Aronosfky faz críticas sutis ao cristianismo em seu filme. Ou nós poderíamos entender assim. O fato é: o diretor mostra como Deus matou todos os seres humanos até então viventes com um dilúvio. Se isso é amor, é difícil pensar o que é ódio, correto? Daren Aronosfky trabalha muitíssimo bem essa questão com a personagem de Noé e seu filho Cam: que Deus é esse que mata inocentes? Ou, se não eram inocentes, nós somos mais puros do que eles? Afinal, não somos tão ou mais pecadores por termos fechado a Arca à centenas de outras pessoas que também tinham filhos, pais, e amavam? 

Aronofsky não julga essas questões, apenas nos apresenta e isso, para mim, é um crédito tremendo! Quem for cristão, provavelmente irá dizer "Mas é isso o que está escrito na bíblia". Os ateus dirão: "Belo Deus esse que mostra amor matando a todos". Essa é a beleza de Noé: um filme que pode agradar a todos ou fazer todos odiarem. Aronofsky brinca a todo o momento com a Criação e a Evolução (especialmente na parte em que Noé narra o surgimento do mundo), sem tomar partido, respeitando a (des)crença alheia.

● ● ● ● ● ● ●

### Instruções do exercício
Transcreva do trecho sobre o filme Noé a parte entre "Aronosfky faz críticas" e "pais, e amavam?", inclusive.

### Material fornecido
● ● ● ● ● ● ●

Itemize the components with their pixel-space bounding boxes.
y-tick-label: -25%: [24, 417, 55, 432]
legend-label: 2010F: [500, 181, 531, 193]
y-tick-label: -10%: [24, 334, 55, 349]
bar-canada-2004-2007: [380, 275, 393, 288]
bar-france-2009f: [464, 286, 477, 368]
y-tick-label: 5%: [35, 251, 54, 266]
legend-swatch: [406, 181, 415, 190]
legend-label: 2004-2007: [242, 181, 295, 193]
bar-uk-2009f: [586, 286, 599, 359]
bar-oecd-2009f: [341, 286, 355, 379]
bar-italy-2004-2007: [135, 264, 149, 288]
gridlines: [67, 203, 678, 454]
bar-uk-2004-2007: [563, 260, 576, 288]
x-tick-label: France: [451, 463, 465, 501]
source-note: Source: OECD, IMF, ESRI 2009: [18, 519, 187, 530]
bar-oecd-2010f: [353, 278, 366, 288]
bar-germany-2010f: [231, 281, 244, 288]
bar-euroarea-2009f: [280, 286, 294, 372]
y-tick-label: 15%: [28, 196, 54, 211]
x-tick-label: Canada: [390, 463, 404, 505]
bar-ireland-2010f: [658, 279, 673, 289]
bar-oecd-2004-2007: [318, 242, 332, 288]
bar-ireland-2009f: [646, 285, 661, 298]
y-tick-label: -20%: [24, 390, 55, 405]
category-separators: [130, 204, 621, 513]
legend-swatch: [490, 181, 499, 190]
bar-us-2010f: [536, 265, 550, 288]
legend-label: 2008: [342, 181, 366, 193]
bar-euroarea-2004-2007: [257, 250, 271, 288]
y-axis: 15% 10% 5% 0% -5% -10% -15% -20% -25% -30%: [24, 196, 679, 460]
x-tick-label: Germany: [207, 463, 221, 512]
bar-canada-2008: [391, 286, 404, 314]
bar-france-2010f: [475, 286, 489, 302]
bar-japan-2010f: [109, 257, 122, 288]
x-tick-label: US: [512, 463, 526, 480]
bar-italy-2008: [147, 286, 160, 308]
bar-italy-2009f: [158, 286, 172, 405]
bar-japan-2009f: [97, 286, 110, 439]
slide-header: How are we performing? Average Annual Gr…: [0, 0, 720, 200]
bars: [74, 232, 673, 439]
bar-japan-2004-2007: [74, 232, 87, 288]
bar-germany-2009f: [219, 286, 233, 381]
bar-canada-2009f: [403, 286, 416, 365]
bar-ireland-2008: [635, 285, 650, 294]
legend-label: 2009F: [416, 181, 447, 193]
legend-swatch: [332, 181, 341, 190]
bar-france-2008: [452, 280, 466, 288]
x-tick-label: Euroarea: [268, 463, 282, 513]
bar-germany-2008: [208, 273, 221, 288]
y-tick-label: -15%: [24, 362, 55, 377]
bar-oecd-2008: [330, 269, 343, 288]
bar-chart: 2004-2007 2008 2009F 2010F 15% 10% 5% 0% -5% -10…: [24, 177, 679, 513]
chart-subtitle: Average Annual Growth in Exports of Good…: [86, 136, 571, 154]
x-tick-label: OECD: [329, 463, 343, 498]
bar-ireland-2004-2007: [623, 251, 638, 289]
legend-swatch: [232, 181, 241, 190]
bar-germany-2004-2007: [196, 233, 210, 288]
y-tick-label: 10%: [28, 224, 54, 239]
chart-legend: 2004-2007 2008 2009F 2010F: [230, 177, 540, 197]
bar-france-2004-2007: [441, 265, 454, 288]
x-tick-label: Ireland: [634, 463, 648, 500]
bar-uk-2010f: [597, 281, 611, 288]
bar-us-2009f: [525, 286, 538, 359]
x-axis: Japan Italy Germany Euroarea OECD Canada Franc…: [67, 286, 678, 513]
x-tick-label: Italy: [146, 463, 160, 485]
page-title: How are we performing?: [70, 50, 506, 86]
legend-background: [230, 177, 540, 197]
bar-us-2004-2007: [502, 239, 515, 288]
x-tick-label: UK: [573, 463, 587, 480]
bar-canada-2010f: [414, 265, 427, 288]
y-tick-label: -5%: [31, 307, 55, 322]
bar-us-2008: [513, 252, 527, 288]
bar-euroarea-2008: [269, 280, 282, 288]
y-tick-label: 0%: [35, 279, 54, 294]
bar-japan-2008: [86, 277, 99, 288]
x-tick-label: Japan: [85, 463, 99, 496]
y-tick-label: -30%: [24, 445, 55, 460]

● ● ● ● ● ● ●

### Solução completa
Aronosfky faz críticas sutis ao cristianismo em seu filme. Ou nós poderíamos entender assim. O fato é: o diretor mostra como Deus matou todos os seres humanos até então viventes com um dilúvio. Se isso é amor, é difícil pensar o que é ódio, correto? Daren Aronosfky trabalha muitíssimo bem essa questão com a personagem de Noé e seu filho Cam: que Deus é esse que mata inocentes? Ou, se não eram inocentes, nós somos mais puros do que eles? Afinal, não somos tão ou mais pecadores por termos fechado a Arca à centenas de outras pessoas que também tinham filhos, pais, e amavam?